* Written exercise *
From the listing below, pull out all lines with "后集村村委会" in them.

• • •

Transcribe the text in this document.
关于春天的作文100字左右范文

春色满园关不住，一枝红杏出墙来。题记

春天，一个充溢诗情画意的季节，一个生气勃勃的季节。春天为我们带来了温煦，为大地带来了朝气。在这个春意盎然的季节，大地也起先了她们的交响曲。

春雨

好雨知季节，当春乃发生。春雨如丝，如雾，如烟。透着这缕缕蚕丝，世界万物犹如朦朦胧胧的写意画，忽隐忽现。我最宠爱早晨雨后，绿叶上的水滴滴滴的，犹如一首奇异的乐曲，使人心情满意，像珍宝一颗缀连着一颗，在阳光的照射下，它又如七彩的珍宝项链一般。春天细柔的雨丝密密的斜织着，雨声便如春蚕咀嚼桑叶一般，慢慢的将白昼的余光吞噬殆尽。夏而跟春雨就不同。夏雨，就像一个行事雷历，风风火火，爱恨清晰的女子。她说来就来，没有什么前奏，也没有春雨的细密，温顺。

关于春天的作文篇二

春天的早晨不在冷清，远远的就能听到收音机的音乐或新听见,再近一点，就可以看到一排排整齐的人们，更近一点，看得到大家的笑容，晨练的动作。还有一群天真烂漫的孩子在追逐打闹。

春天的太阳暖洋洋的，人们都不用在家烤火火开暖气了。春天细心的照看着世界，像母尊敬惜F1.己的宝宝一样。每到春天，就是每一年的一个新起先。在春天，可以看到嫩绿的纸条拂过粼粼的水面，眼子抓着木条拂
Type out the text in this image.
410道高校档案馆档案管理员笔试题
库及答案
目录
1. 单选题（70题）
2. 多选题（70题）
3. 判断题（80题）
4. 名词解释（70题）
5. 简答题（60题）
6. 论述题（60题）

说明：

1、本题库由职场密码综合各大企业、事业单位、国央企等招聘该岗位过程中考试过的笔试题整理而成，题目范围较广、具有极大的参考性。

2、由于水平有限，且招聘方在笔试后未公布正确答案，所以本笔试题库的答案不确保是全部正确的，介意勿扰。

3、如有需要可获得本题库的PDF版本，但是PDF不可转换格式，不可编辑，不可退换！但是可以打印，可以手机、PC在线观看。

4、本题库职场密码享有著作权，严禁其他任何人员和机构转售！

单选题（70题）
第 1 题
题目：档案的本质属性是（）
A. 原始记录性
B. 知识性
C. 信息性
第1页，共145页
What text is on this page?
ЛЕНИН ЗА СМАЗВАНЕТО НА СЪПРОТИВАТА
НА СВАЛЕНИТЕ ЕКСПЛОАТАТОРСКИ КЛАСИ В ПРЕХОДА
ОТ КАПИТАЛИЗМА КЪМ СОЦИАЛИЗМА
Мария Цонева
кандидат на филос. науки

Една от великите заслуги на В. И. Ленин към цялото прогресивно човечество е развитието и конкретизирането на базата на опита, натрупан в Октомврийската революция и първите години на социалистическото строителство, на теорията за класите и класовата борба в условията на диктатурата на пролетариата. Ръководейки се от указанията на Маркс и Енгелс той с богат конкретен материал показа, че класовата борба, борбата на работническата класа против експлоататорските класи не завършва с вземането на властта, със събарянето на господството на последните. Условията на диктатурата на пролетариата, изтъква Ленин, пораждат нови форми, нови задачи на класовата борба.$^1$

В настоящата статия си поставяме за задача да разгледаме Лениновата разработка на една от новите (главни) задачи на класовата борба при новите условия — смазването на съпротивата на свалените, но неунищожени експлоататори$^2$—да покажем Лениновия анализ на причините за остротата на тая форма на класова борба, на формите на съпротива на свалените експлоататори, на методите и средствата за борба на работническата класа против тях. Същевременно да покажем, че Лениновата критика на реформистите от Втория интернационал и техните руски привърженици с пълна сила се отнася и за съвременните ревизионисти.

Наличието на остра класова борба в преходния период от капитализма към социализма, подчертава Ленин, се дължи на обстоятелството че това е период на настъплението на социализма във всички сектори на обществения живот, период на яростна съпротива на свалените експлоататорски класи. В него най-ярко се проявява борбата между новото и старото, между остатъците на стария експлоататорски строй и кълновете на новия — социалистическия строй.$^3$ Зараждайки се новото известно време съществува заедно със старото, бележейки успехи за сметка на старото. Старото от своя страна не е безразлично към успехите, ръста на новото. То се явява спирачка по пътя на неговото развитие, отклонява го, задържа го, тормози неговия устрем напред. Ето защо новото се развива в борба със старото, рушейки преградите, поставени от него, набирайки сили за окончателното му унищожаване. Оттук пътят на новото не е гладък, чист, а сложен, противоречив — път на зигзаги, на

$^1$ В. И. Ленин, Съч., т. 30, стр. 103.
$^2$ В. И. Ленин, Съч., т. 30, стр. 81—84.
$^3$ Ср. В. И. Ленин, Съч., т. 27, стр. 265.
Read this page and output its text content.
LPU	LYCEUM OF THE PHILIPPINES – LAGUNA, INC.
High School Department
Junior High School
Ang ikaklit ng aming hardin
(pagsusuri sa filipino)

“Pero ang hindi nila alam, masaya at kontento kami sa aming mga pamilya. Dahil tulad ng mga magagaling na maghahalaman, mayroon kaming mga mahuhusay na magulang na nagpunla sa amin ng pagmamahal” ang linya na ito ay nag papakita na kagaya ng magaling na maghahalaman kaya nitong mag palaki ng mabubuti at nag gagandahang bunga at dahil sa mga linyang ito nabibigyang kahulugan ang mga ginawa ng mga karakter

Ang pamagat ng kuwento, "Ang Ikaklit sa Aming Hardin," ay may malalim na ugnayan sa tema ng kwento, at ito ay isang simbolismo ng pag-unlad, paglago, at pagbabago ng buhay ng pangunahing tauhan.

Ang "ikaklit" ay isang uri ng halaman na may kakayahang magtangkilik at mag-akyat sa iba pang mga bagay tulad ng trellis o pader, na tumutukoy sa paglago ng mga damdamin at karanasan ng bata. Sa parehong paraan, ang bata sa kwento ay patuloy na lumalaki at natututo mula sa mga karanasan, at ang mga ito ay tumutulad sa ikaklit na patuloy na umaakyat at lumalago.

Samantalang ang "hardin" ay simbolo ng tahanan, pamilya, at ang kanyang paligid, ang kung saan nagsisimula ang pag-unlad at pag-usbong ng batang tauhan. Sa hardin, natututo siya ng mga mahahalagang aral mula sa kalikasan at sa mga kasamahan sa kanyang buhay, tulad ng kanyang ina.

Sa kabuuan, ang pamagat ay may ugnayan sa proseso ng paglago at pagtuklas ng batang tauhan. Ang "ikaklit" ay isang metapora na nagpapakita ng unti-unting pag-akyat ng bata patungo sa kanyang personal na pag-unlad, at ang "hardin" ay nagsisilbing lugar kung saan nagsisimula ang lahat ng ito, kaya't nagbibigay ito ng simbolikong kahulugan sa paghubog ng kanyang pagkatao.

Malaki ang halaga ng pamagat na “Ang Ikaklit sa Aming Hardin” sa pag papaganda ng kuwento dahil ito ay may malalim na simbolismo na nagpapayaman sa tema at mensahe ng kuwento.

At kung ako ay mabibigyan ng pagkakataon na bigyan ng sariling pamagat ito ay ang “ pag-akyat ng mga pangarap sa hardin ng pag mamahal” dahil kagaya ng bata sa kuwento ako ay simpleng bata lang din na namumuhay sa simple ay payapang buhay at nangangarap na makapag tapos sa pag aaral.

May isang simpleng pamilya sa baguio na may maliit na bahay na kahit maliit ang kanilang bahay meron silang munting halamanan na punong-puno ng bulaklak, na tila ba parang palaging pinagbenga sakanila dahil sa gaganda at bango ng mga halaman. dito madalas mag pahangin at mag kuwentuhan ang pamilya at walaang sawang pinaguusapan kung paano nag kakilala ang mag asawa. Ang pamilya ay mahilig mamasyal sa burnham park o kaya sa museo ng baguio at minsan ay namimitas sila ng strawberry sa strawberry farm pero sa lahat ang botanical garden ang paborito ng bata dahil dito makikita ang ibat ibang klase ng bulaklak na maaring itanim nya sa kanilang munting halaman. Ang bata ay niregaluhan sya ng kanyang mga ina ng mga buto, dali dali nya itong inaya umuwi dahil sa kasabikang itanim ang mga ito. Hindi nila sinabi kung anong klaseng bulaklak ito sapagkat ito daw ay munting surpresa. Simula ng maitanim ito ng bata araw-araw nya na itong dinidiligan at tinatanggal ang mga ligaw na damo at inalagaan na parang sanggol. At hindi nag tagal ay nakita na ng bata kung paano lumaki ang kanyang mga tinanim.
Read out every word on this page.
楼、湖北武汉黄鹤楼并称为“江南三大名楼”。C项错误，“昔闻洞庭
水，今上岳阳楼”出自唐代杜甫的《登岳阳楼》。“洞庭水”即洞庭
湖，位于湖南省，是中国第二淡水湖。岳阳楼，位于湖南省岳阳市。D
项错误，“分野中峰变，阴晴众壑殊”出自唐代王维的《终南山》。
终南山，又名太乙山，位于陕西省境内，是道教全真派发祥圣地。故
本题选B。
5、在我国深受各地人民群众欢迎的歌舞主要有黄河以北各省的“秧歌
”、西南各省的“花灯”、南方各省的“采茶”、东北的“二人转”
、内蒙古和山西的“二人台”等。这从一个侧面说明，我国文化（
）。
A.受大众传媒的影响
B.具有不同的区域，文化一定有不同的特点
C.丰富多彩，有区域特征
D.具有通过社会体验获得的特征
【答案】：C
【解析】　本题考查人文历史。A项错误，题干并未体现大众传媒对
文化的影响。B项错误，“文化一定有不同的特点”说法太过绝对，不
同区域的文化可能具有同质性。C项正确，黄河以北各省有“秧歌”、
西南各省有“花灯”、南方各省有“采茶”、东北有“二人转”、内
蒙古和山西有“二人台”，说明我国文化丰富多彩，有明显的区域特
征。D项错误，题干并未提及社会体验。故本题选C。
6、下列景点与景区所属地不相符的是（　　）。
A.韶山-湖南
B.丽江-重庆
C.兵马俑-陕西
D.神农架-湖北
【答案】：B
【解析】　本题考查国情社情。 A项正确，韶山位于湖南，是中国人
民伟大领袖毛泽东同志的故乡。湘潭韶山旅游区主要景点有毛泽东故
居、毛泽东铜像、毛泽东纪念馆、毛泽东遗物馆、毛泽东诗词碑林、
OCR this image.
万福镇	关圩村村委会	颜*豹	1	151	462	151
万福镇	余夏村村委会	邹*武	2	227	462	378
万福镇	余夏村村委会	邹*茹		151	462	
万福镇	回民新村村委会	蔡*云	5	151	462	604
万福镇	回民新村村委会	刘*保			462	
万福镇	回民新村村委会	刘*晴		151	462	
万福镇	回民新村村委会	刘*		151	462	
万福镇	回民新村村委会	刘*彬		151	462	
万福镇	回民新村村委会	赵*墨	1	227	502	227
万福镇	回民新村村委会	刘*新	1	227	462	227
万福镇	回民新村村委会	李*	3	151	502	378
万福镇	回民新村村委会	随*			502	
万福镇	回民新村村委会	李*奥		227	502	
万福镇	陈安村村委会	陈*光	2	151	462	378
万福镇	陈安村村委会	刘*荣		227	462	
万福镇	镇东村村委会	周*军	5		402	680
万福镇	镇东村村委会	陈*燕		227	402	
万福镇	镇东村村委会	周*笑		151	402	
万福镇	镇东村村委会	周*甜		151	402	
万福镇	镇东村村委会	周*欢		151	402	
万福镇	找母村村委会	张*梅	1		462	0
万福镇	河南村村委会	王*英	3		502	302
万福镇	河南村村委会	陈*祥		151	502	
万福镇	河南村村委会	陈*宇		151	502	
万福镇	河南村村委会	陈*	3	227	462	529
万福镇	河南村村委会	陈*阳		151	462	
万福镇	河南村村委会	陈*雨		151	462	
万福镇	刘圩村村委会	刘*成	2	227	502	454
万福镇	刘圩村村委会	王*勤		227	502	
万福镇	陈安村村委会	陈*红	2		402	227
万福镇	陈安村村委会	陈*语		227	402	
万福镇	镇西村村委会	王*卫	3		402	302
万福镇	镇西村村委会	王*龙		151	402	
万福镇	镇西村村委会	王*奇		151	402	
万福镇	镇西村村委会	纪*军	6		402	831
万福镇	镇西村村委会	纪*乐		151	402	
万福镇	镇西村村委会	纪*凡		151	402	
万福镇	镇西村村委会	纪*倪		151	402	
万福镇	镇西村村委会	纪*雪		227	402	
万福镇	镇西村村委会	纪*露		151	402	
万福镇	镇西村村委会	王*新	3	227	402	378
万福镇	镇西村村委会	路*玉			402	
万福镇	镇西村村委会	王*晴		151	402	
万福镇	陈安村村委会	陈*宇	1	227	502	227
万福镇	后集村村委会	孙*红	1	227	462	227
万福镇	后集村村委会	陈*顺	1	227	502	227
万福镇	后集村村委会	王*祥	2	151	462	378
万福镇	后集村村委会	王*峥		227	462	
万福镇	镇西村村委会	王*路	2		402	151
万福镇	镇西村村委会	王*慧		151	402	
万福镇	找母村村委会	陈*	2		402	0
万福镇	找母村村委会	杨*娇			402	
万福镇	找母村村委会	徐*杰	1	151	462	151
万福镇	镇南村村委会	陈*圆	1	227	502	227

• • •

* Written reply *
万福镇	后集村村委会	孙*红	1	227	462	227
万福镇	后集村村委会	陈*顺	1	227	502	227
万福镇	后集村村委会	王*祥	2	151	462	378
万福镇	后集村村委会	王*峥		227	462	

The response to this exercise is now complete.